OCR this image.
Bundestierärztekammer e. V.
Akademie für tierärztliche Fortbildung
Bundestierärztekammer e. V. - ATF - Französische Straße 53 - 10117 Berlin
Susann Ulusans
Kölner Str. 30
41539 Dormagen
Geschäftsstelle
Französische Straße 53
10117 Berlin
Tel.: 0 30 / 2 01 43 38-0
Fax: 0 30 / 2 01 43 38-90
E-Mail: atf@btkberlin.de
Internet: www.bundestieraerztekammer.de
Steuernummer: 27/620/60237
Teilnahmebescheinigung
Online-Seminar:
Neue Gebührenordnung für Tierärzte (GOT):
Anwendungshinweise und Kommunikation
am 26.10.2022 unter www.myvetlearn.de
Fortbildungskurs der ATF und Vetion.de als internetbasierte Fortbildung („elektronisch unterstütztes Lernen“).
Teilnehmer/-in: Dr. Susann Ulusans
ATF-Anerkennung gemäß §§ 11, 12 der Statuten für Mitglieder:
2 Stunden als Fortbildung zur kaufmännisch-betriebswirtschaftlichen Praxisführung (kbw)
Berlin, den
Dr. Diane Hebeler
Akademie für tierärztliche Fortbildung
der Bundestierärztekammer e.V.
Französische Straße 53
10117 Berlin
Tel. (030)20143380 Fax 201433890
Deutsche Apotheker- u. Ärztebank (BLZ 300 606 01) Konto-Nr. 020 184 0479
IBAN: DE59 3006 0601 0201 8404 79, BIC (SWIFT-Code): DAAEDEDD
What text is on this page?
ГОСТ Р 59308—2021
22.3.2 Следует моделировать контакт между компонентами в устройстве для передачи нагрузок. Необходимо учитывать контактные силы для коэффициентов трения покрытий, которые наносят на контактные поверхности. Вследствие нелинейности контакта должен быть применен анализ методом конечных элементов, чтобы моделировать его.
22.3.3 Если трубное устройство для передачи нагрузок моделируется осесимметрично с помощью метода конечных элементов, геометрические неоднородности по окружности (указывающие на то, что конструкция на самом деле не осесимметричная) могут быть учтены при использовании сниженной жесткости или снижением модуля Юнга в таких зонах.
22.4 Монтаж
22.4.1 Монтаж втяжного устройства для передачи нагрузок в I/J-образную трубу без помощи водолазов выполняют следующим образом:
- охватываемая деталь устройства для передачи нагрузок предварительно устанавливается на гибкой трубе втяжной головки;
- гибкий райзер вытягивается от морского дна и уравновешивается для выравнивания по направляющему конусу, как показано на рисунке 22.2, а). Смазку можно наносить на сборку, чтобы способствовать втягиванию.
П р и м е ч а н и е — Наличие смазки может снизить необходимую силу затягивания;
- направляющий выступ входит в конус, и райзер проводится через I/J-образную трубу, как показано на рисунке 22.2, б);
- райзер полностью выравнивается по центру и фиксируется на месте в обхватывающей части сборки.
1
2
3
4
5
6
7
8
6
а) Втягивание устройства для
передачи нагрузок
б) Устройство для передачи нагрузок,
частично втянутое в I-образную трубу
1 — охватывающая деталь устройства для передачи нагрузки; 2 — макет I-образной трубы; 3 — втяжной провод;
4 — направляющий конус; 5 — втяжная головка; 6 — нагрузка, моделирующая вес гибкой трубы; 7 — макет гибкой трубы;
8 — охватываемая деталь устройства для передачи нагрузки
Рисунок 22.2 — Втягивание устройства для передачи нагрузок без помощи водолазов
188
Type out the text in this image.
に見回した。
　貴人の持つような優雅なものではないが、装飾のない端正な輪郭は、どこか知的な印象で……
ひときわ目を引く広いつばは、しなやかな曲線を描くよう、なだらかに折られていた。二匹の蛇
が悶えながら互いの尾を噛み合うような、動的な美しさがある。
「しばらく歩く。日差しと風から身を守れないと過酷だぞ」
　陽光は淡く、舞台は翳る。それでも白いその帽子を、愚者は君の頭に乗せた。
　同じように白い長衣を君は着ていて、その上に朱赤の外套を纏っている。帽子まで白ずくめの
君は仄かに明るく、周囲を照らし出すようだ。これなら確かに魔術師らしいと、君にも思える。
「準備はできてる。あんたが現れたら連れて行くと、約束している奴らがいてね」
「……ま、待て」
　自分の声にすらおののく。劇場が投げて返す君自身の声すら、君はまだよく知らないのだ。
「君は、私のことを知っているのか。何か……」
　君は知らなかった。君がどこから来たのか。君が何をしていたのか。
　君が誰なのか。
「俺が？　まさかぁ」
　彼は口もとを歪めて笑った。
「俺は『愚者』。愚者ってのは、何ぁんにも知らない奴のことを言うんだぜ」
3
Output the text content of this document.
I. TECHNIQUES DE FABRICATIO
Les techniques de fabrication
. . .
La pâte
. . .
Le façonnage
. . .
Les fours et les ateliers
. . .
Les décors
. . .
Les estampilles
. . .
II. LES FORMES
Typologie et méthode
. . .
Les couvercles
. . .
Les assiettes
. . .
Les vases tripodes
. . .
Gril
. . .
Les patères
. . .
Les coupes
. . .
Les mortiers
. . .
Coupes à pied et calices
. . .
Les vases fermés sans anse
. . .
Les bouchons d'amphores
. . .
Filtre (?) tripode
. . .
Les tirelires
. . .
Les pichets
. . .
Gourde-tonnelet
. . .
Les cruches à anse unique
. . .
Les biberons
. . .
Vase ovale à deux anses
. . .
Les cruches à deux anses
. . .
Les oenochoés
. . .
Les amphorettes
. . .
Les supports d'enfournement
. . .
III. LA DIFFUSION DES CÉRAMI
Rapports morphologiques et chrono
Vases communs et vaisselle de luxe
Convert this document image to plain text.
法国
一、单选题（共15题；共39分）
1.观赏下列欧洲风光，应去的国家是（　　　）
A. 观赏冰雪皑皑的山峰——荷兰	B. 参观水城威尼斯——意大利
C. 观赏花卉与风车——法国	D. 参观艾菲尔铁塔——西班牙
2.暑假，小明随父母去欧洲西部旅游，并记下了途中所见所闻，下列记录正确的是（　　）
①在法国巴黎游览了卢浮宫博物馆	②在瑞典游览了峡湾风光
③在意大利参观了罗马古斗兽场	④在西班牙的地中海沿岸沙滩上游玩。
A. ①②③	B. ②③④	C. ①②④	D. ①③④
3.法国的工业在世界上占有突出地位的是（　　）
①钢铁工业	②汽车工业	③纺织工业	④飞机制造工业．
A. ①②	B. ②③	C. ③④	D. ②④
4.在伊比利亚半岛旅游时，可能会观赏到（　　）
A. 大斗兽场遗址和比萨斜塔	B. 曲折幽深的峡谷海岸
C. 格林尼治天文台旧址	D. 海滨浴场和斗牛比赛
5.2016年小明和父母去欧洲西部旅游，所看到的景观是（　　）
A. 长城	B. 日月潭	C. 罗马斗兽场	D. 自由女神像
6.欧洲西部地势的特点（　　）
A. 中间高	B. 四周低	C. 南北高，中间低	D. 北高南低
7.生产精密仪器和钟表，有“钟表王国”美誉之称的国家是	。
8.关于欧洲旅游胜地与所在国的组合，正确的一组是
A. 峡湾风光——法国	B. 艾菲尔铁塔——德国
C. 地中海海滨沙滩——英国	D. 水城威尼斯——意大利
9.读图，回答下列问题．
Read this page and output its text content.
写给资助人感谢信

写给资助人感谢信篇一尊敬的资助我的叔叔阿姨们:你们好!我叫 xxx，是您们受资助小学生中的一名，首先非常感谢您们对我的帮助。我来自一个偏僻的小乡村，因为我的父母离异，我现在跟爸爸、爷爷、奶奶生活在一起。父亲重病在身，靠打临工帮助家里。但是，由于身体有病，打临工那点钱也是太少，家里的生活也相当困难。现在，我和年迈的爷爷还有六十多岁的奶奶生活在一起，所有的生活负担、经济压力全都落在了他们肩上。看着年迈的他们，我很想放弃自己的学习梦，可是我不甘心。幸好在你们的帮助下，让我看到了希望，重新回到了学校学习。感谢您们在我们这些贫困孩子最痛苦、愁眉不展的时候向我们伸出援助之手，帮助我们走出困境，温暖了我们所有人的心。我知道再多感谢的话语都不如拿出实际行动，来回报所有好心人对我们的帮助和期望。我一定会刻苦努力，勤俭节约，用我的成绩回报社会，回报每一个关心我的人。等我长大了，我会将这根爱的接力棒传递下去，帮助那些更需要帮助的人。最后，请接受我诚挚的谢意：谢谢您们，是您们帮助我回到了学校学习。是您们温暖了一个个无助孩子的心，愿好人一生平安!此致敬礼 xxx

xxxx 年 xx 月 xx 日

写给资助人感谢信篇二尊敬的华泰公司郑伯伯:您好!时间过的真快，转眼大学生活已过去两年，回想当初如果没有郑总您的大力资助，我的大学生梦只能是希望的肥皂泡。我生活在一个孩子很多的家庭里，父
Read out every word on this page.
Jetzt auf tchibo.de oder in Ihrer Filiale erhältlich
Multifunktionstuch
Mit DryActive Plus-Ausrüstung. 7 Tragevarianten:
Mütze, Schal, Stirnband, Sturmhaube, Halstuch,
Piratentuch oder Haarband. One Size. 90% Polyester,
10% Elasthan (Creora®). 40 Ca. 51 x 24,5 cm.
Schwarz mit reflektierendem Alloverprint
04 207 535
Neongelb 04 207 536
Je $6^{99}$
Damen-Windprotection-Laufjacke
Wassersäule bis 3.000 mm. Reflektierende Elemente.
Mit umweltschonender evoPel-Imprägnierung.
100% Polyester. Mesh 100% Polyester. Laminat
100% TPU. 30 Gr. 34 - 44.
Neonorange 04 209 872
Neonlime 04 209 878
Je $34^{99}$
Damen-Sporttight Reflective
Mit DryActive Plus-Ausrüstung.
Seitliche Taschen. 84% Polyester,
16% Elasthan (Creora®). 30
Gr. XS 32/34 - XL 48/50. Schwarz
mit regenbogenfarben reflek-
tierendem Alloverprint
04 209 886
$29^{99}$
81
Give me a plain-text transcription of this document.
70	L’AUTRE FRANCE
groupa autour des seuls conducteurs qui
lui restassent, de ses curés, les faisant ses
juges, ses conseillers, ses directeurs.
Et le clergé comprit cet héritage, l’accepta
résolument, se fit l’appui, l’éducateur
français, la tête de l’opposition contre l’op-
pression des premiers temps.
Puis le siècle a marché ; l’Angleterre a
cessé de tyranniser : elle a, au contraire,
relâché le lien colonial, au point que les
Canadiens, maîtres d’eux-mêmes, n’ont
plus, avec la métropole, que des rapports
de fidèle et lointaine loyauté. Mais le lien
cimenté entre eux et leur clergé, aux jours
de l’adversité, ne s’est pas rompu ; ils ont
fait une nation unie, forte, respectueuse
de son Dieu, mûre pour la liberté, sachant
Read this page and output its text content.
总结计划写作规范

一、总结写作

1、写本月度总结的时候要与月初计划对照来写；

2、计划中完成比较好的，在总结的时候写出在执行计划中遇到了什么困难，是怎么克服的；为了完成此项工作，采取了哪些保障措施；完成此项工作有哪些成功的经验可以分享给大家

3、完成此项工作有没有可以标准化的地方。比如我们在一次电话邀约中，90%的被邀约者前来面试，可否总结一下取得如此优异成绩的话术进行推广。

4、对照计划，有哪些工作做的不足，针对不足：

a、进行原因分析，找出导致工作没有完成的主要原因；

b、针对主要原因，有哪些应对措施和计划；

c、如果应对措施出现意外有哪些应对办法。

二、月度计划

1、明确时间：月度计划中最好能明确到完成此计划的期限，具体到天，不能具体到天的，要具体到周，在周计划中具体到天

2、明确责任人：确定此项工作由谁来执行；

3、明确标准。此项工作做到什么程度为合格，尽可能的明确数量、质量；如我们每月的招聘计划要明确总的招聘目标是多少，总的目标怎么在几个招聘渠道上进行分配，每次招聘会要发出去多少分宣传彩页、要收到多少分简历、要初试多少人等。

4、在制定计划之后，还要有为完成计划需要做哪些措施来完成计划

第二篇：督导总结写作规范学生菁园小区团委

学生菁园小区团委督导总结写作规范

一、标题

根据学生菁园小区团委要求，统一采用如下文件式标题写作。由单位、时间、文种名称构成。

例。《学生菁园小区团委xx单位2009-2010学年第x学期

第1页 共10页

.....

Copy in full each line that holds the word "image".

FINAL RESULT:
OCR this image.
Type out the text in this image.
Convert this document image to plain text.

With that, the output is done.